Written request:
In the listing that follows, count the lines holding the word "values" and report only that number.

[start Provided information]

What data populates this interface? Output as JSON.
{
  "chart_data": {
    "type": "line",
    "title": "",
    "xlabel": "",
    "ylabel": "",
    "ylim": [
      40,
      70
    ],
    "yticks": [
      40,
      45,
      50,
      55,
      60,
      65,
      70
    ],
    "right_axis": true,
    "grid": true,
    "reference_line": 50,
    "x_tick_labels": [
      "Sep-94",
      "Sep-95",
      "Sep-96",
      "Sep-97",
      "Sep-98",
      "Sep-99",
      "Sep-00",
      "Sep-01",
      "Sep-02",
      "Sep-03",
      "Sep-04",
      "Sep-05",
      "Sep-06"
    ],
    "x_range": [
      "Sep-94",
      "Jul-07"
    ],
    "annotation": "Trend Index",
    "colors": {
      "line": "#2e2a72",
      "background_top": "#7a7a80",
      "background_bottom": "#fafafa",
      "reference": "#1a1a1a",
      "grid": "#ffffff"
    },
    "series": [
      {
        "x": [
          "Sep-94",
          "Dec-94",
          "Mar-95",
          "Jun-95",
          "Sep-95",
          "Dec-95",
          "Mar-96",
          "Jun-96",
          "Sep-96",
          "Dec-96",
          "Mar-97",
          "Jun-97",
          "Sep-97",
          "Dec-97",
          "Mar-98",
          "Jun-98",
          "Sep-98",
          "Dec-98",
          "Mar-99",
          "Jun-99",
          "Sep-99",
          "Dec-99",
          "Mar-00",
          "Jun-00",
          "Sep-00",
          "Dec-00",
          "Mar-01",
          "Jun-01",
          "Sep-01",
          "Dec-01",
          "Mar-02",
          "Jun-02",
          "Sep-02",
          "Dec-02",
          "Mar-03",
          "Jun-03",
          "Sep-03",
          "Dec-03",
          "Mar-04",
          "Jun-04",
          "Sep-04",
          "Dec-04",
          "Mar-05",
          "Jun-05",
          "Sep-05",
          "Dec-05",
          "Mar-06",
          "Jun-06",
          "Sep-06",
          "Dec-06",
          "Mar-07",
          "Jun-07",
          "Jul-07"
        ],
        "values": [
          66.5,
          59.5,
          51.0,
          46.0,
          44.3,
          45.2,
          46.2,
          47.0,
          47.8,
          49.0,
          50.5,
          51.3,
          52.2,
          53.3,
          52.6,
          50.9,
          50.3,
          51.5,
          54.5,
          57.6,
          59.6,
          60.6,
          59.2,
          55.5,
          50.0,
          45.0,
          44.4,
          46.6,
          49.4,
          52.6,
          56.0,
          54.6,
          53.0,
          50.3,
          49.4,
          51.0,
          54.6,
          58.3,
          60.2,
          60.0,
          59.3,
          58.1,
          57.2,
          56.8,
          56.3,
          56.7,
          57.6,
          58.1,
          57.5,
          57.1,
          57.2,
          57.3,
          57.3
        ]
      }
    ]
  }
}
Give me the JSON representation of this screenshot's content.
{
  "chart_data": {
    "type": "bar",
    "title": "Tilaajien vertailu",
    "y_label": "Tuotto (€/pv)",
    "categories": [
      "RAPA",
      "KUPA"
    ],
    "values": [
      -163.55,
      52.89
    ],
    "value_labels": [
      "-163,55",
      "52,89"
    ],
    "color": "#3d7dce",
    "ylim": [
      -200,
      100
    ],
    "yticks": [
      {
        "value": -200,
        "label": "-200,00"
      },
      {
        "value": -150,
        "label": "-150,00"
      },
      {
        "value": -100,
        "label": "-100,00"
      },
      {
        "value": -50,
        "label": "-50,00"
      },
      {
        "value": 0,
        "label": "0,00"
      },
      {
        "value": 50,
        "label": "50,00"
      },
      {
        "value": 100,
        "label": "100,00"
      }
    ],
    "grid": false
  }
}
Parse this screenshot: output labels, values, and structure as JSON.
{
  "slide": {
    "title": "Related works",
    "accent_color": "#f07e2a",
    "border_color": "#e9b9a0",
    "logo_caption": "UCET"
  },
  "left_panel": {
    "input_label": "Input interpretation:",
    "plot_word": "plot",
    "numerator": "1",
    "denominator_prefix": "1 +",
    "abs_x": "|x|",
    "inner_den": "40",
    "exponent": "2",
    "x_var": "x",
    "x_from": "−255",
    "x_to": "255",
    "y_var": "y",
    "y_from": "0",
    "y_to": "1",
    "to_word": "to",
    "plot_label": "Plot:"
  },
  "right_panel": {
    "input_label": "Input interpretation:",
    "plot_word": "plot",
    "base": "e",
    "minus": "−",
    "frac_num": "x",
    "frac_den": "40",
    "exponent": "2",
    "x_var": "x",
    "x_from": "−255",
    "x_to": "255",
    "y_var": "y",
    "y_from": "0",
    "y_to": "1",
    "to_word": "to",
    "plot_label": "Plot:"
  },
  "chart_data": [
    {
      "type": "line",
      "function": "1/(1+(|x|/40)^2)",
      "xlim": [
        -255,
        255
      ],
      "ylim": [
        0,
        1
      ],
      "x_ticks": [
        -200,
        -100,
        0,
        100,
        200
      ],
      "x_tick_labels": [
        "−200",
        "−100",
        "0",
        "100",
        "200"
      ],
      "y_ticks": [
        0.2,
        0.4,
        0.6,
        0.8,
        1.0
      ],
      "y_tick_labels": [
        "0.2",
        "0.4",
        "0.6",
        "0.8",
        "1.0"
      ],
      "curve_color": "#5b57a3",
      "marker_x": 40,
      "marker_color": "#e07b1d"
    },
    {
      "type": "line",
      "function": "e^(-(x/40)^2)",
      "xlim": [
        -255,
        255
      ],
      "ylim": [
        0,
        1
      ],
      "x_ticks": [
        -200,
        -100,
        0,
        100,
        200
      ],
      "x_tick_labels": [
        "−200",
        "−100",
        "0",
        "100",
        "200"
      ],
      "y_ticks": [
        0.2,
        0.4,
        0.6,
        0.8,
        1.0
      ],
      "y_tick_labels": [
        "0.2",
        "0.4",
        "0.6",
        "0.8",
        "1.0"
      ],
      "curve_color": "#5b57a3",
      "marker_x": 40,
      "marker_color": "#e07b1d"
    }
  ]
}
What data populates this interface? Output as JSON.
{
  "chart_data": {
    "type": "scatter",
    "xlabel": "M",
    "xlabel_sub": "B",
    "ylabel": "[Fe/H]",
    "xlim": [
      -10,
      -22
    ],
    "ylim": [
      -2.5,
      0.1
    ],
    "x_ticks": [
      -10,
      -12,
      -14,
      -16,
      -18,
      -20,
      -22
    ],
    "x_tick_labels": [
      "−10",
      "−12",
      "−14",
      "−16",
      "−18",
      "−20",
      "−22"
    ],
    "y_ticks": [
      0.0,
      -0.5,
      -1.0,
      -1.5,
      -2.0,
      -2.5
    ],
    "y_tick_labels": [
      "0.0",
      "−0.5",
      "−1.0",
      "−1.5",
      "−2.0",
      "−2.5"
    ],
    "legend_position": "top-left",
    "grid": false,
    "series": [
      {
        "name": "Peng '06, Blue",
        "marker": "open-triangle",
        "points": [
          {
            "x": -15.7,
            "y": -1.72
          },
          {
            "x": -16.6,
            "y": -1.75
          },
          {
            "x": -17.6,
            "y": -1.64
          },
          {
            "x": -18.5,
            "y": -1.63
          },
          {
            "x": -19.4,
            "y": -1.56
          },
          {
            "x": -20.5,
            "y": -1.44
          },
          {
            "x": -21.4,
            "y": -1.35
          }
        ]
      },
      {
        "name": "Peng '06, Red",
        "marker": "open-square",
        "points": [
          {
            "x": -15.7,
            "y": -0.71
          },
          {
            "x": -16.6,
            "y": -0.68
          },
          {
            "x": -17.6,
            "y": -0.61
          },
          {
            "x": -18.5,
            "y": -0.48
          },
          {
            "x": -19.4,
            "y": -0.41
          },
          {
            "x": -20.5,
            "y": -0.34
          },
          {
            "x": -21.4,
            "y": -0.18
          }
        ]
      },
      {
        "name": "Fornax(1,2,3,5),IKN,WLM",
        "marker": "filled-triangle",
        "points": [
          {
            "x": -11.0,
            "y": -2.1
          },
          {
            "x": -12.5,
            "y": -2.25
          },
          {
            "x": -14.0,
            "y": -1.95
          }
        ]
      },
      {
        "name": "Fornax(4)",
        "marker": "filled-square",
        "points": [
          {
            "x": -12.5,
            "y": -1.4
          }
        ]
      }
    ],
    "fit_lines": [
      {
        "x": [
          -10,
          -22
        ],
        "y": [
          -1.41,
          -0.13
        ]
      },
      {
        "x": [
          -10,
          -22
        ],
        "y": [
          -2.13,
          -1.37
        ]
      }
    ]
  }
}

[end Provided information]

Solution to this problem:
3